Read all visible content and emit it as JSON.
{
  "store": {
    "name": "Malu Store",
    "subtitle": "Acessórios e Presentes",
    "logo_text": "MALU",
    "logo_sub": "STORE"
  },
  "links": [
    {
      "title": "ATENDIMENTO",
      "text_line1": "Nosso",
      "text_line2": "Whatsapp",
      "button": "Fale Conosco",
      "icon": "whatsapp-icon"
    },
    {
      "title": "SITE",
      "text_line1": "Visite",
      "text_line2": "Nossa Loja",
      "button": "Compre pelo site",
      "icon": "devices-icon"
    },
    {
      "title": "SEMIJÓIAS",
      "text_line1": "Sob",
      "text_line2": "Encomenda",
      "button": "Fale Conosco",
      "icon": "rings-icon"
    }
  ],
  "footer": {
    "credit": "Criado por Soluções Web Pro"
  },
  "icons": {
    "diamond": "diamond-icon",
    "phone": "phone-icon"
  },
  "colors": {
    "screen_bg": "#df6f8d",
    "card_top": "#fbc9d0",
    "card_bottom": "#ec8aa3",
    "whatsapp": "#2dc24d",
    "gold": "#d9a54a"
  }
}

_EXERCISE DESCRIPTION_
Return the listing above in its exact form.

_WRITTEN ANSWER_
Read all visible content and emit it as JSON.
{
  "store": {
    "name": "Malu Store",
    "subtitle": "Acessórios e Presentes",
    "logo_text": "MALU",
    "logo_sub": "STORE"
  },
  "links": [
    {
      "title": "ATENDIMENTO",
      "text_line1": "Nosso",
      "text_line2": "Whatsapp",
      "button": "Fale Conosco",
      "icon": "whatsapp-icon"
    },
    {
      "title": "SITE",
      "text_line1": "Visite",
      "text_line2": "Nossa Loja",
      "button": "Compre pelo site",
      "icon": "devices-icon"
    },
    {
      "title": "SEMIJÓIAS",
      "text_line1": "Sob",
      "text_line2": "Encomenda",
      "button": "Fale Conosco",
      "icon": "rings-icon"
    }
  ],
  "footer": {
    "credit": "Criado por Soluções Web Pro"
  },
  "icons": {
    "diamond": "diamond-icon",
    "phone": "phone-icon"
  },
  "colors": {
    "screen_bg": "#df6f8d",
    "card_top": "#fbc9d0",
    "card_bottom": "#ec8aa3",
    "whatsapp": "#2dc24d",
    "gold": "#d9a54a"
  }
}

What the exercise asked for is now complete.